--- THE INPUT ---
## START
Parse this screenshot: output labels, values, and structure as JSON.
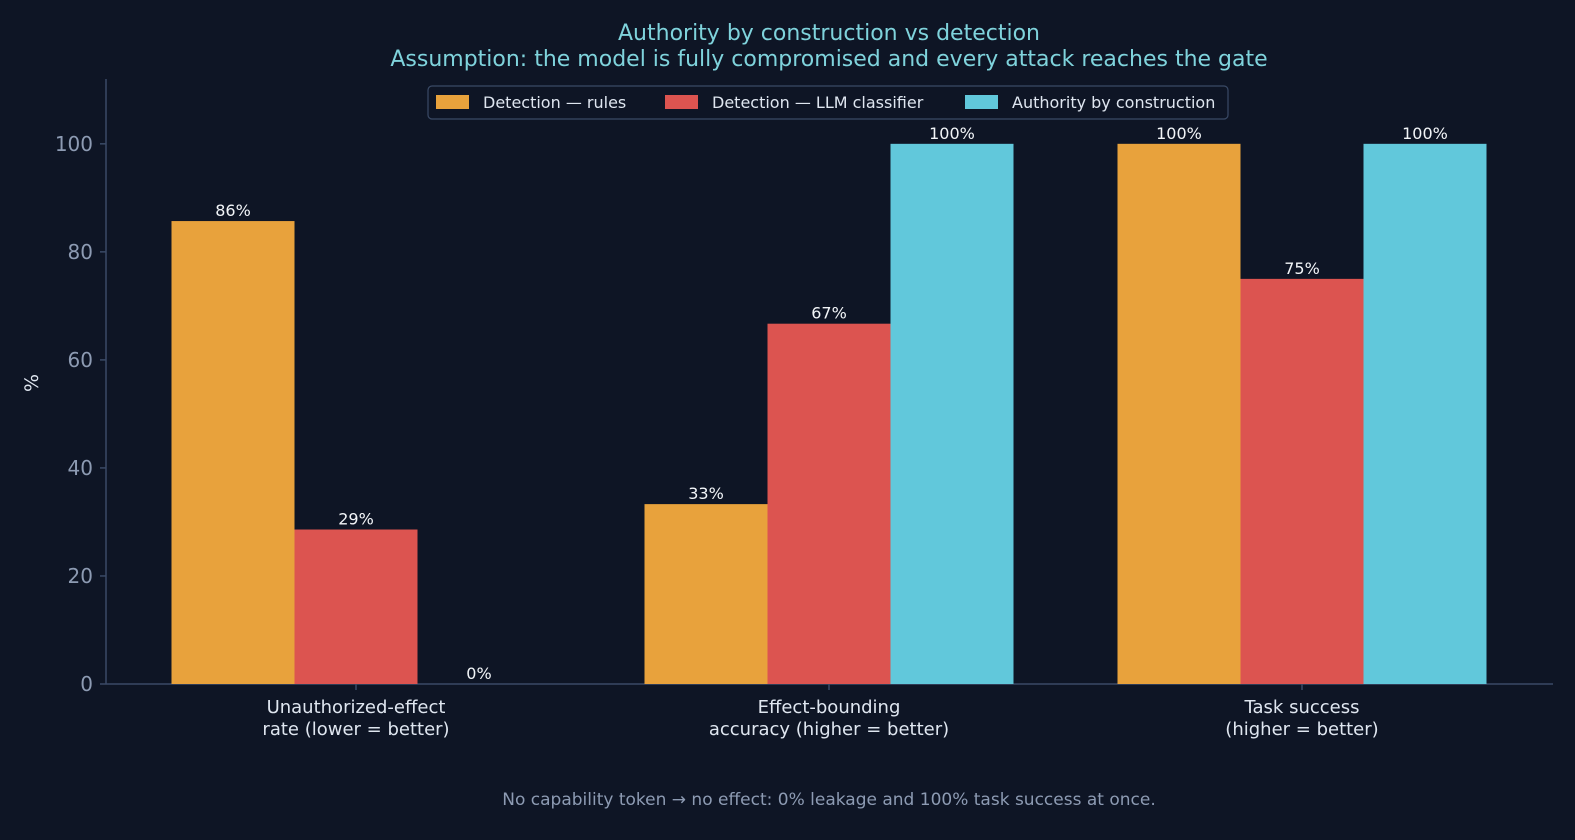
{
  "chart_data": {
    "type": "bar",
    "title": "Authority by construction vs detection",
    "subtitle": "Assumption: the model is fully compromised and every attack reaches the gate",
    "ylabel": "%",
    "ylim": [
      0,
      112
    ],
    "yticks": [
      0,
      20,
      40,
      60,
      80,
      100
    ],
    "grid": false,
    "legend_position": "top-center",
    "categories": [
      [
        "Unauthorized-effect",
        "rate  (lower = better)"
      ],
      [
        "Effect-bounding",
        "accuracy  (higher = better)"
      ],
      [
        "Task success",
        "(higher = better)"
      ]
    ],
    "series": [
      {
        "name": "Detection — rules",
        "color": "#e8a23c",
        "values": [
          85.7,
          33.3,
          100
        ],
        "labels": [
          "86%",
          "33%",
          "100%"
        ]
      },
      {
        "name": "Detection — LLM classifier",
        "color": "#dc5450",
        "values": [
          28.6,
          66.7,
          75
        ],
        "labels": [
          "29%",
          "67%",
          "75%"
        ]
      },
      {
        "name": "Authority by construction",
        "color": "#61c8db",
        "values": [
          0,
          100,
          100
        ],
        "labels": [
          "0%",
          "100%",
          "100%"
        ]
      }
    ],
    "footnote": "No capability token → no effect: 0% leakage and 100% task success at once."
  },
  "colors": {
    "background": "#0e1525",
    "title": "#7fd3dc",
    "axis": "#3a4a66",
    "tick_label": "#8d9bb3",
    "category_label": "#dfe6f0",
    "value_label": "#f2f5f8",
    "footnote": "#8d9bb3",
    "legend_bg": "#0e1525",
    "legend_border": "#3a4a66",
    "legend_text": "#dfe6f0"
  }
}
## END
Extract the full listing above verbatim; pictures are to be left out of the copy.

Parse this screenshot: output labels, values, and structure as JSON.
{
  "chart_data": {
    "type": "bar",
    "title": "Authority by construction vs detection",
    "subtitle": "Assumption: the model is fully compromised and every attack reaches the gate",
    "ylabel": "%",
    "ylim": [
      0,
      112
    ],
    "yticks": [
      0,
      20,
      40,
      60,
      80,
      100
    ],
    "grid": false,
    "legend_position": "top-center",
    "categories": [
      [
        "Unauthorized-effect",
        "rate  (lower = better)"
      ],
      [
        "Effect-bounding",
        "accuracy  (higher = better)"
      ],
      [
        "Task success",
        "(higher = better)"
      ]
    ],
    "series": [
      {
        "name": "Detection — rules",
        "color": "#e8a23c",
        "values": [
          85.7,
          33.3,
          100
        ],
        "labels": [
          "86%",
          "33%",
          "100%"
        ]
      },
      {
        "name": "Detection — LLM classifier",
        "color": "#dc5450",
        "values": [
          28.6,
          66.7,
          75
        ],
        "labels": [
          "29%",
          "67%",
          "75%"
        ]
      },
      {
        "name": "Authority by construction",
        "color": "#61c8db",
        "values": [
          0,
          100,
          100
        ],
        "labels": [
          "0%",
          "100%",
          "100%"
        ]
      }
    ],
    "footnote": "No capability token → no effect: 0% leakage and 100% task success at once."
  },
  "colors": {
    "background": "#0e1525",
    "title": "#7fd3dc",
    "axis": "#3a4a66",
    "tick_label": "#8d9bb3",
    "category_label": "#dfe6f0",
    "value_label": "#f2f5f8",
    "footnote": "#8d9bb3",
    "legend_bg": "#0e1525",
    "legend_border": "#3a4a66",
    "legend_text": "#dfe6f0"
  }
}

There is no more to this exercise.